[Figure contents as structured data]
-=-=-
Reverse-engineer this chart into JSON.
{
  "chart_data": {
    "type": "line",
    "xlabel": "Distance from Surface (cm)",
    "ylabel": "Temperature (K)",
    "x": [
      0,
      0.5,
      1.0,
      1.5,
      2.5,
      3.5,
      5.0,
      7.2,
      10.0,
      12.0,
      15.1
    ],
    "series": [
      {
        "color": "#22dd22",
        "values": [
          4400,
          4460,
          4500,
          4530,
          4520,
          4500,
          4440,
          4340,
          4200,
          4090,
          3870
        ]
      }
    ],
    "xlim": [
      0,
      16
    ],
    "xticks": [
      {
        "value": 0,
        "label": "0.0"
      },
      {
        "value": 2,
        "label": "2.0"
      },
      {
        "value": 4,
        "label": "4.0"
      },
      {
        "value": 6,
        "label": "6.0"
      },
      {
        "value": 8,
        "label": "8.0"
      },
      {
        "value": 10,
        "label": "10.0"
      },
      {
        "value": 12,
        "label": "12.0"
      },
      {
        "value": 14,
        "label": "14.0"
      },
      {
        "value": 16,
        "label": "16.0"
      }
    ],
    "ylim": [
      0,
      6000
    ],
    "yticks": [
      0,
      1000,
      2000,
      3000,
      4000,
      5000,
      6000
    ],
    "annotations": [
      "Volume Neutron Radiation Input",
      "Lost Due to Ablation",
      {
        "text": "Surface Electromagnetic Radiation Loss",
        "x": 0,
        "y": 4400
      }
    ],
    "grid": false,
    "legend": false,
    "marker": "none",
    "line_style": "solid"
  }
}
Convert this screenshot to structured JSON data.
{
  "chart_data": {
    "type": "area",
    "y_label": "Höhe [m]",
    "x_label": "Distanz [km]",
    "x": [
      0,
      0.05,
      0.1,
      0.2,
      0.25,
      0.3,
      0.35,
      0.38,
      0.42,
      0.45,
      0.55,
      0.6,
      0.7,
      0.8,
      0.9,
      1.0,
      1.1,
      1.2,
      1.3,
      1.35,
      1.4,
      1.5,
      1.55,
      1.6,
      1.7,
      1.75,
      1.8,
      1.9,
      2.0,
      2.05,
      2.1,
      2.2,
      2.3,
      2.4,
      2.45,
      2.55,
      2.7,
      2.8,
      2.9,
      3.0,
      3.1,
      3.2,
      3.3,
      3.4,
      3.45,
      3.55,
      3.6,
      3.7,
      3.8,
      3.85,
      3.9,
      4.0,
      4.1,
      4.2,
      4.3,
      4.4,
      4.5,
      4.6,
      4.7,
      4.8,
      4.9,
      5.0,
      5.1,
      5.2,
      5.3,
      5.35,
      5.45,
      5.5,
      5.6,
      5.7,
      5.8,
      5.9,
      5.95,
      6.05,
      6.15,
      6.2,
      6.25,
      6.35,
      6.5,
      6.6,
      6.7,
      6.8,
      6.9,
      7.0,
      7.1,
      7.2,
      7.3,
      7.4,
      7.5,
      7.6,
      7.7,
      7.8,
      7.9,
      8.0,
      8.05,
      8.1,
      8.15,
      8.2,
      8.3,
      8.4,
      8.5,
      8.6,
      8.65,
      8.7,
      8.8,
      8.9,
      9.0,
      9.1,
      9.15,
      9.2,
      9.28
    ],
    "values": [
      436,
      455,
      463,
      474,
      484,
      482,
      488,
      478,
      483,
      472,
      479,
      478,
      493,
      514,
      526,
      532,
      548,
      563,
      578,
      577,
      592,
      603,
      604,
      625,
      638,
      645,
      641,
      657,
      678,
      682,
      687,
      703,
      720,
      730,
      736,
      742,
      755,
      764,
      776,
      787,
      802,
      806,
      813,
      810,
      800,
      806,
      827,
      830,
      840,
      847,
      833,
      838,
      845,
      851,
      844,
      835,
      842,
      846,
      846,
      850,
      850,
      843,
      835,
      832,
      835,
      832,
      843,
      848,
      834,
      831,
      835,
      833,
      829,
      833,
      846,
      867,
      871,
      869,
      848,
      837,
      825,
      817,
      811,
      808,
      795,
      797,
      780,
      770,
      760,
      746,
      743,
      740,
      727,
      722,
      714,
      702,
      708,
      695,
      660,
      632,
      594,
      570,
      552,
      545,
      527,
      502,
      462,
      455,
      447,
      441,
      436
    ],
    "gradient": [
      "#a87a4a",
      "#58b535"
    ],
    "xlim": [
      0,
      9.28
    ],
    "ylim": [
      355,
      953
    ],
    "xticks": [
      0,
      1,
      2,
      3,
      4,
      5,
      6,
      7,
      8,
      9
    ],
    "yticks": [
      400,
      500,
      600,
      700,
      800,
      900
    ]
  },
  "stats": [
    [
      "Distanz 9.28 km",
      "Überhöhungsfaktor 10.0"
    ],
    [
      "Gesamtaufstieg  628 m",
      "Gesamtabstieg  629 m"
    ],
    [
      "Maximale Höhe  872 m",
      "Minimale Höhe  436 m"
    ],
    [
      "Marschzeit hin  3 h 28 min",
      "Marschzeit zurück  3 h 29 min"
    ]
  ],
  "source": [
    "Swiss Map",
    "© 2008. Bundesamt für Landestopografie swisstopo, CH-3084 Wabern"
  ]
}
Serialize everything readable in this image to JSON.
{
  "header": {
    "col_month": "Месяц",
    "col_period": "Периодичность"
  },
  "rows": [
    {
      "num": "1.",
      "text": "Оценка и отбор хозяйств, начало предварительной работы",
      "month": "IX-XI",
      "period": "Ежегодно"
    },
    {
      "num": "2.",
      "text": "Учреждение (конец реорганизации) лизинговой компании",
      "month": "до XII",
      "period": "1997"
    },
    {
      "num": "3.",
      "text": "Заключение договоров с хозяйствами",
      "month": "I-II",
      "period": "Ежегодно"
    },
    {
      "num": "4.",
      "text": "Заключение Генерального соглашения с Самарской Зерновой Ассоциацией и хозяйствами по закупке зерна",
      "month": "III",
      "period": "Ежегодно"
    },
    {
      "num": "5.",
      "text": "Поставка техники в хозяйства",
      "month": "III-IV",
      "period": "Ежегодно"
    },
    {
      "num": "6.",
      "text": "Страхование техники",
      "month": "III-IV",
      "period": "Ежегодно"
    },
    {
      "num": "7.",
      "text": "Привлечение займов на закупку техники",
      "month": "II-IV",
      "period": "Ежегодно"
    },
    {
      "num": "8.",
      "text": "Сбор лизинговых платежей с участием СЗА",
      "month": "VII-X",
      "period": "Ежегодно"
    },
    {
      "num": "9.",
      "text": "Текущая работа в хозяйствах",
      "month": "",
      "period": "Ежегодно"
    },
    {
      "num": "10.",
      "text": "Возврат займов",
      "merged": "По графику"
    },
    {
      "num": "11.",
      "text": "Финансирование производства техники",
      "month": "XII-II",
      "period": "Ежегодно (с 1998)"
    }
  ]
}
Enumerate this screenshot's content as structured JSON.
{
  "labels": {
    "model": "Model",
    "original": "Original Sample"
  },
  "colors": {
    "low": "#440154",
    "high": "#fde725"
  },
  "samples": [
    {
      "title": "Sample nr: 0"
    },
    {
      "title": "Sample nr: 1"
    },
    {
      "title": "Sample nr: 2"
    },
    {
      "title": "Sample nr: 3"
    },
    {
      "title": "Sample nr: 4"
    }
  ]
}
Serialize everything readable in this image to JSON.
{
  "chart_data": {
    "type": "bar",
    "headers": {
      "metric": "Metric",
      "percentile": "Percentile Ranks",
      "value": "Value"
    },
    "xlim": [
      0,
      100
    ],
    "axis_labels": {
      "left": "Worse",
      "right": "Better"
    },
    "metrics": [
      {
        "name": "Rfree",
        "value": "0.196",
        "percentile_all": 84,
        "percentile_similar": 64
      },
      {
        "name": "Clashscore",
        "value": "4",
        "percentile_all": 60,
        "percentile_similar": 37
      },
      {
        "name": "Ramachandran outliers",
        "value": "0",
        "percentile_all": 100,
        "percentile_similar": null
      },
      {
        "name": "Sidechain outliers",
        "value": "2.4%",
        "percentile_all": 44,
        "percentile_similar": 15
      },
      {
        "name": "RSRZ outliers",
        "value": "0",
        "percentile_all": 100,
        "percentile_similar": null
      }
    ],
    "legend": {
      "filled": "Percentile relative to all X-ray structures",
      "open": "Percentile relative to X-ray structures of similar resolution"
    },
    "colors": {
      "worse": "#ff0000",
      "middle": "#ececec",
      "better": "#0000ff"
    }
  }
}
-=-=-
Check each line above for "Заключение" and return the ones that have it.

# [Result of this task]
      "text": "Заключение договоров с хозяйствами",
      "text": "Заключение Генерального соглашения с Самарской Зерновой Ассоциацией и хозяйствами по закупке зерна",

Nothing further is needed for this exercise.